In the records below, count every line containing "that". Reply with the number only.

● **Entries shown**:
— begin —

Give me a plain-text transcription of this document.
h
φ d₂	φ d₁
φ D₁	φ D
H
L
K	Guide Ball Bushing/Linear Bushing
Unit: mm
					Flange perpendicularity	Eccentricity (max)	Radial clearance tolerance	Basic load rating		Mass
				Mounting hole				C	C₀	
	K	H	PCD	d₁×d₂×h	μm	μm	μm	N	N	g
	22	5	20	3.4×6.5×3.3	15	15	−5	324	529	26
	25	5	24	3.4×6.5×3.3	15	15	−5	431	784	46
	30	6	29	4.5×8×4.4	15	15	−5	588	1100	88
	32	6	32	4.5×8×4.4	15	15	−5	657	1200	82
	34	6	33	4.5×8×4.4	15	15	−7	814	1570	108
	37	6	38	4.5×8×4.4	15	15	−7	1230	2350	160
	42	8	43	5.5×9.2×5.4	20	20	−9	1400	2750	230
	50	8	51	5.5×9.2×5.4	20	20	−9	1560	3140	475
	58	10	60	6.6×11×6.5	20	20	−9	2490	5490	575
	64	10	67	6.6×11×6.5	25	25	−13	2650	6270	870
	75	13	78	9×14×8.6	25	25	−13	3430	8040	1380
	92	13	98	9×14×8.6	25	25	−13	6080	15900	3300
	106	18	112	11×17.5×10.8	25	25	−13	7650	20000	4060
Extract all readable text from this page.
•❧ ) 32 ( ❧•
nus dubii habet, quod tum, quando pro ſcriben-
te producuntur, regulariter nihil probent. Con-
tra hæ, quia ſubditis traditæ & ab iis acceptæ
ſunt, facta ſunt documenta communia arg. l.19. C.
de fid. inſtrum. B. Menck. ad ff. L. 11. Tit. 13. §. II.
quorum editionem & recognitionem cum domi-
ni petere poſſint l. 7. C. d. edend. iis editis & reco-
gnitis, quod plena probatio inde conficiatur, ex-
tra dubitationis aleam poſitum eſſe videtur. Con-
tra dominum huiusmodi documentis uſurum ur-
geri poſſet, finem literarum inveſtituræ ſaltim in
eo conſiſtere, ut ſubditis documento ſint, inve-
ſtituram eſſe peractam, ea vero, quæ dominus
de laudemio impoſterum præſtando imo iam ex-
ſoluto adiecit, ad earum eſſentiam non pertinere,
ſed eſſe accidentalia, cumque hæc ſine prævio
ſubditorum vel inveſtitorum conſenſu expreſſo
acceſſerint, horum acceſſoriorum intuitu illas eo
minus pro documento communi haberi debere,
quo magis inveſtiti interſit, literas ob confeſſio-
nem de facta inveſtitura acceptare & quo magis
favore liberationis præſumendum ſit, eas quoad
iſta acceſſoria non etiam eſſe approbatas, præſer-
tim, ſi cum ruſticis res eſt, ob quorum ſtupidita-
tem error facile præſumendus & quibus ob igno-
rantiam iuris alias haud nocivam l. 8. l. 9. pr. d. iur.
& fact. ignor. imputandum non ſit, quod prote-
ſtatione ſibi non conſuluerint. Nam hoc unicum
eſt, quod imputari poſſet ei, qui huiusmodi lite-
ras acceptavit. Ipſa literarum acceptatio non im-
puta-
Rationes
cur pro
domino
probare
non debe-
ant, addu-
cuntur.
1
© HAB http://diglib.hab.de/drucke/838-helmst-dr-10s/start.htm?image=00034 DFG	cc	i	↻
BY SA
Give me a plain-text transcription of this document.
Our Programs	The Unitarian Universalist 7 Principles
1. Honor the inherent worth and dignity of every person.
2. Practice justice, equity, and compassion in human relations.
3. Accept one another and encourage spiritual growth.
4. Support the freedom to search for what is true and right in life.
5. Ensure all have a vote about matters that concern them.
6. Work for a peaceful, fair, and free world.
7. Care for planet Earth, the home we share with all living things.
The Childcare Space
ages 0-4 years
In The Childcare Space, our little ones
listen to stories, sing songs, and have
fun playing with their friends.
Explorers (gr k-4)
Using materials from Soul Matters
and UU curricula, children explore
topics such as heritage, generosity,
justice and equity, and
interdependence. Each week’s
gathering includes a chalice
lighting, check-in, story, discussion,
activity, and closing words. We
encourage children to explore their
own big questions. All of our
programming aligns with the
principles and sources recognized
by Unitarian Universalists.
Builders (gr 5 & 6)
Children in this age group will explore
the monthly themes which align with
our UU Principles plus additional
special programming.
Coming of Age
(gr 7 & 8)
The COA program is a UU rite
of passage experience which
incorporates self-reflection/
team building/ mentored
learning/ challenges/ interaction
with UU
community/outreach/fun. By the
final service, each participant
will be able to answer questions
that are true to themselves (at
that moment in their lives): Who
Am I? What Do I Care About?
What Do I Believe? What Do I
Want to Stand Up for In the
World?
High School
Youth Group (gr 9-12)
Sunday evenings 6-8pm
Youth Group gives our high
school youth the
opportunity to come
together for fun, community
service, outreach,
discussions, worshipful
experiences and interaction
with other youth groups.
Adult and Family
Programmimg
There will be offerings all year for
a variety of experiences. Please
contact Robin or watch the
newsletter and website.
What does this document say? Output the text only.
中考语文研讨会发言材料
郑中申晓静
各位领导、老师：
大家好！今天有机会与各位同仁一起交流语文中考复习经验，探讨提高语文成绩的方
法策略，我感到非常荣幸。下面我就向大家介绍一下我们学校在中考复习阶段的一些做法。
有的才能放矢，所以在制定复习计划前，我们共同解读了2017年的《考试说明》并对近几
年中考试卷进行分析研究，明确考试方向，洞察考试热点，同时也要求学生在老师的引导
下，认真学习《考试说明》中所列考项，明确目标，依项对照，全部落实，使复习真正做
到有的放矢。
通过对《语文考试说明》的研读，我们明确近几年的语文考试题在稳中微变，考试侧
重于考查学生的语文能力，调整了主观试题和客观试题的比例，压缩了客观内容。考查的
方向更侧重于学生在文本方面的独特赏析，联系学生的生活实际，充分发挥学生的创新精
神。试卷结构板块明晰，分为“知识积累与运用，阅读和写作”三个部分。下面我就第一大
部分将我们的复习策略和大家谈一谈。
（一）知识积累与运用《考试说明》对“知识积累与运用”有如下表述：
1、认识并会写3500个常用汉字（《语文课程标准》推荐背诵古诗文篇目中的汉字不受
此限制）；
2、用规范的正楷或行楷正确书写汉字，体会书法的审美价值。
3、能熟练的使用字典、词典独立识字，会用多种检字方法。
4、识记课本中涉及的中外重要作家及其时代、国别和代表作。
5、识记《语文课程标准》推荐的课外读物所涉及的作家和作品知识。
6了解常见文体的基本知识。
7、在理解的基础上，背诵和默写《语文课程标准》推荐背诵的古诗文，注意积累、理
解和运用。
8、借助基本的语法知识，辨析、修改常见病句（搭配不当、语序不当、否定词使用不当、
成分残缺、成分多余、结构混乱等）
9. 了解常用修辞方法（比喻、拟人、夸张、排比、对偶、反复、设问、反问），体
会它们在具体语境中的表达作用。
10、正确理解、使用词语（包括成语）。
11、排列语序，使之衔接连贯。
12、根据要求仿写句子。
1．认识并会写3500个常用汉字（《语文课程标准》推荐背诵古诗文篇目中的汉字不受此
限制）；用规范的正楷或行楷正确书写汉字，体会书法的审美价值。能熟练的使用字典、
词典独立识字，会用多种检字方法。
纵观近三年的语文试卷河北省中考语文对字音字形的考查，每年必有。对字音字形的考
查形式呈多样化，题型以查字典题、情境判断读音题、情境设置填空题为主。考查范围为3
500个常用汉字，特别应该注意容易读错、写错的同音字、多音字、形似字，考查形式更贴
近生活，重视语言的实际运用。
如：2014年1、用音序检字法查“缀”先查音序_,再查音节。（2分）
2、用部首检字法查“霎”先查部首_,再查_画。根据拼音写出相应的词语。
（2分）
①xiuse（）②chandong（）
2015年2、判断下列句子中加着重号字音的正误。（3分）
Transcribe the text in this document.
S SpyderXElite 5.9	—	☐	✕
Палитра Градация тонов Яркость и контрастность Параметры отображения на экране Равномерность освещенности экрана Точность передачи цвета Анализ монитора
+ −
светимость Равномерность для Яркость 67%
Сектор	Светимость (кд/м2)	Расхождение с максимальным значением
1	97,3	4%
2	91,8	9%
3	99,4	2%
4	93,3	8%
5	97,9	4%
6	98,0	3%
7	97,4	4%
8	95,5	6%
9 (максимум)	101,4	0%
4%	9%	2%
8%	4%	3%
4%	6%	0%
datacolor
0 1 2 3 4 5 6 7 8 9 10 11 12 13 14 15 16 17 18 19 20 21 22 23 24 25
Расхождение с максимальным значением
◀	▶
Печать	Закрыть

— end —

● **Result of this task**: 3